■ AIM OF THE TASK
Using the records that follow, copy every line containing the word "系统监控".

■ ENTRIES SUPPLIED
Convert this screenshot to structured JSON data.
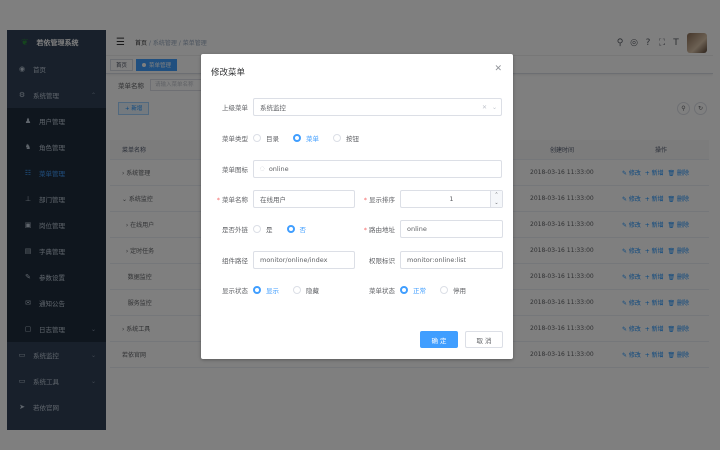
{
  "sidebar": {
    "logo_text": "若依管理系统",
    "items": [
      {
        "label": "首页",
        "icon": "dashboard-icon"
      },
      {
        "label": "系统管理",
        "icon": "gear-icon"
      },
      {
        "label": "用户管理",
        "icon": "user-icon"
      },
      {
        "label": "角色管理",
        "icon": "peoples-icon"
      },
      {
        "label": "菜单管理",
        "icon": "tree-table-icon"
      },
      {
        "label": "部门管理",
        "icon": "tree-icon"
      },
      {
        "label": "岗位管理",
        "icon": "post-icon"
      },
      {
        "label": "字典管理",
        "icon": "dict-icon"
      },
      {
        "label": "参数设置",
        "icon": "edit-icon"
      },
      {
        "label": "通知公告",
        "icon": "message-icon"
      },
      {
        "label": "日志管理",
        "icon": "log-icon"
      },
      {
        "label": "系统监控",
        "icon": "monitor-icon"
      },
      {
        "label": "系统工具",
        "icon": "tool-icon"
      },
      {
        "label": "若依官网",
        "icon": "guide-icon"
      }
    ]
  },
  "navbar": {
    "crumb_1": "首页",
    "sep": "/",
    "crumb_2": "系统管理",
    "crumb_3": "菜单管理"
  },
  "tags": {
    "home": "首页",
    "active": "菜单管理"
  },
  "search": {
    "label": "菜单名称",
    "placeholder": "请输入菜单名称"
  },
  "toolbar": {
    "add_label": "+ 新增"
  },
  "table": {
    "headers": {
      "name": "菜单名称",
      "time": "创建时间",
      "op": "操作"
    },
    "rows": [
      {
        "name": "› 系统管理",
        "time": "2018-03-16 11:33:00",
        "op": "✎ 修改  + 新增  🗑 删除"
      },
      {
        "name": "⌄ 系统监控",
        "time": "2018-03-16 11:33:00",
        "op": "✎ 修改  + 新增  🗑 删除"
      },
      {
        "name": "  › 在线用户",
        "time": "2018-03-16 11:33:00",
        "op": "✎ 修改  + 新增  🗑 删除"
      },
      {
        "name": "  › 定时任务",
        "time": "2018-03-16 11:33:00",
        "op": "✎ 修改  + 新增  🗑 删除"
      },
      {
        "name": "   数据监控",
        "time": "2018-03-16 11:33:00",
        "op": "✎ 修改  + 新增  🗑 删除"
      },
      {
        "name": "   服务监控",
        "time": "2018-03-16 11:33:00",
        "op": "✎ 修改  + 新增  🗑 删除"
      },
      {
        "name": "› 系统工具",
        "time": "2018-03-16 11:33:00",
        "op": "✎ 修改  + 新增  🗑 删除"
      },
      {
        "name": "若依官网",
        "time": "2018-03-16 11:33:00",
        "op": "✎ 修改  + 新增  🗑 删除"
      }
    ]
  },
  "dialog": {
    "title": "修改菜单",
    "parent_label": "上级菜单",
    "parent_value": "系统监控",
    "type_label": "菜单类型",
    "type_options": [
      "目录",
      "菜单",
      "按钮"
    ],
    "type_selected": "菜单",
    "icon_label": "菜单图标",
    "icon_value": "online",
    "name_label": "菜单名称",
    "name_value": "在线用户",
    "order_label": "显示排序",
    "order_value": "1",
    "frame_label": "是否外链",
    "frame_options": [
      "是",
      "否"
    ],
    "frame_selected": "否",
    "path_label": "路由地址",
    "path_value": "online",
    "component_label": "组件路径",
    "component_value": "monitor/online/index",
    "perms_label": "权限标识",
    "perms_value": "monitor:online:list",
    "visible_label": "显示状态",
    "visible_options": [
      "显示",
      "隐藏"
    ],
    "visible_selected": "显示",
    "status_label": "菜单状态",
    "status_options": [
      "正常",
      "停用"
    ],
    "status_selected": "正常",
    "ok_label": "确 定",
    "cancel_label": "取 消"
  },
  "colors": {
    "primary": "#409eff",
    "sidebar_bg": "#304156",
    "danger": "#f56c6c"
  }
}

■ ANSWER FOR THE TASK
        "label": "系统监控",
        "name": "⌄ 系统监控",
    "parent_value": "系统监控",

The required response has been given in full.